GIVEN ENTRIES =>
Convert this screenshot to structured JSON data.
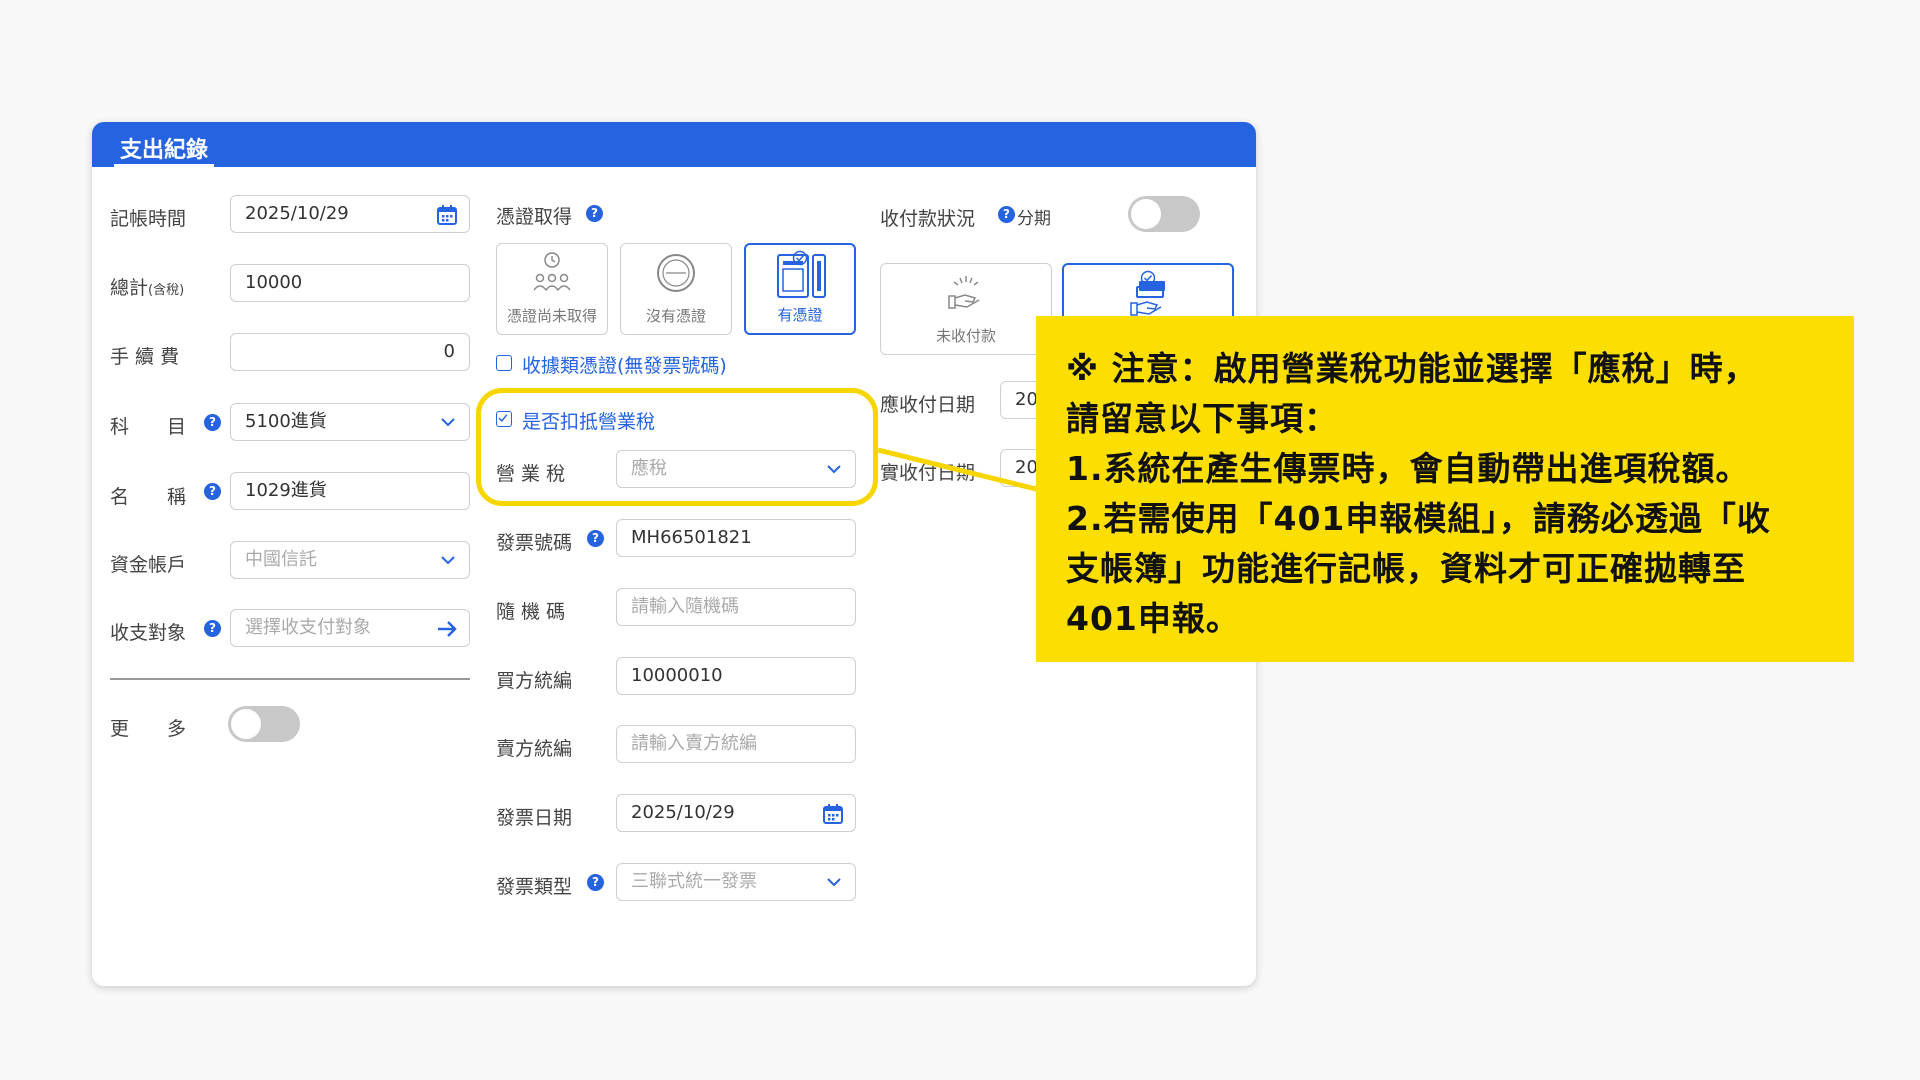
{
  "panel": {
    "title": "支出紀錄"
  },
  "col1": {
    "date_label": "記帳時間",
    "date_value": "2025/10/29",
    "total_label": "總計",
    "total_suffix": "(含稅)",
    "total_value": "10000",
    "fee_label": "手 續 費",
    "fee_value": "0",
    "subject_label": "科　　目",
    "subject_value": "5100進貨",
    "name_label": "名　　稱",
    "name_value": "1029進貨",
    "account_label": "資金帳戶",
    "account_value": "中國信託",
    "party_label": "收支對象",
    "party_placeholder": "選擇收支付對象",
    "more_label": "更　　多"
  },
  "col2": {
    "voucher_label": "憑證取得",
    "tiles": [
      "憑證尚未取得",
      "沒有憑證",
      "有憑證"
    ],
    "receipt_checkbox": "收據類憑證(無發票號碼)",
    "tax_checkbox": "是否扣抵營業稅",
    "tax_label": "營 業 稅",
    "tax_value": "應稅",
    "invoice_no_label": "發票號碼",
    "invoice_no_value": "MH66501821",
    "random_label": "隨 機 碼",
    "random_placeholder": "請輸入隨機碼",
    "buyer_label": "買方統編",
    "buyer_value": "10000010",
    "seller_label": "賣方統編",
    "seller_placeholder": "請輸入賣方統編",
    "invoice_date_label": "發票日期",
    "invoice_date_value": "2025/10/29",
    "invoice_type_label": "發票類型",
    "invoice_type_value": "三聯式統一發票"
  },
  "col3": {
    "status_label": "收付款狀況",
    "installment_label": "分期",
    "tiles": [
      "未收付款"
    ],
    "due_label": "應收付日期",
    "due_value": "20",
    "paid_label": "實收付日期",
    "paid_value": "20"
  },
  "note": {
    "lines": [
      "※ 注意：啟用營業稅功能並選擇「應稅」時，",
      "請留意以下事項：",
      "1.系統在產生傳票時，會自動帶出進項稅額。",
      "2.若需使用「401申報模組」，請務必透過「收",
      "支帳簿」功能進行記帳，資料才可正確拋轉至",
      "401申報。"
    ]
  },
  "colors": {
    "primary": "#2563e0",
    "highlight": "#fcdf00"
  },
  "icons": [
    "calendar-icon",
    "chevron-down-icon",
    "arrow-right-icon",
    "help-icon",
    "check-icon"
  ]
}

DIRECTIVE =>
Are you able to set down all the lines above exactly, without any pictures?

COMPLETE ANSWER =>
Convert this screenshot to structured JSON data.
{
  "panel": {
    "title": "支出紀錄"
  },
  "col1": {
    "date_label": "記帳時間",
    "date_value": "2025/10/29",
    "total_label": "總計",
    "total_suffix": "(含稅)",
    "total_value": "10000",
    "fee_label": "手 續 費",
    "fee_value": "0",
    "subject_label": "科　　目",
    "subject_value": "5100進貨",
    "name_label": "名　　稱",
    "name_value": "1029進貨",
    "account_label": "資金帳戶",
    "account_value": "中國信託",
    "party_label": "收支對象",
    "party_placeholder": "選擇收支付對象",
    "more_label": "更　　多"
  },
  "col2": {
    "voucher_label": "憑證取得",
    "tiles": [
      "憑證尚未取得",
      "沒有憑證",
      "有憑證"
    ],
    "receipt_checkbox": "收據類憑證(無發票號碼)",
    "tax_checkbox": "是否扣抵營業稅",
    "tax_label": "營 業 稅",
    "tax_value": "應稅",
    "invoice_no_label": "發票號碼",
    "invoice_no_value": "MH66501821",
    "random_label": "隨 機 碼",
    "random_placeholder": "請輸入隨機碼",
    "buyer_label": "買方統編",
    "buyer_value": "10000010",
    "seller_label": "賣方統編",
    "seller_placeholder": "請輸入賣方統編",
    "invoice_date_label": "發票日期",
    "invoice_date_value": "2025/10/29",
    "invoice_type_label": "發票類型",
    "invoice_type_value": "三聯式統一發票"
  },
  "col3": {
    "status_label": "收付款狀況",
    "installment_label": "分期",
    "tiles": [
      "未收付款"
    ],
    "due_label": "應收付日期",
    "due_value": "20",
    "paid_label": "實收付日期",
    "paid_value": "20"
  },
  "note": {
    "lines": [
      "※ 注意：啟用營業稅功能並選擇「應稅」時，",
      "請留意以下事項：",
      "1.系統在產生傳票時，會自動帶出進項稅額。",
      "2.若需使用「401申報模組」，請務必透過「收",
      "支帳簿」功能進行記帳，資料才可正確拋轉至",
      "401申報。"
    ]
  },
  "colors": {
    "primary": "#2563e0",
    "highlight": "#fcdf00"
  },
  "icons": [
    "calendar-icon",
    "chevron-down-icon",
    "arrow-right-icon",
    "help-icon",
    "check-icon"
  ]
}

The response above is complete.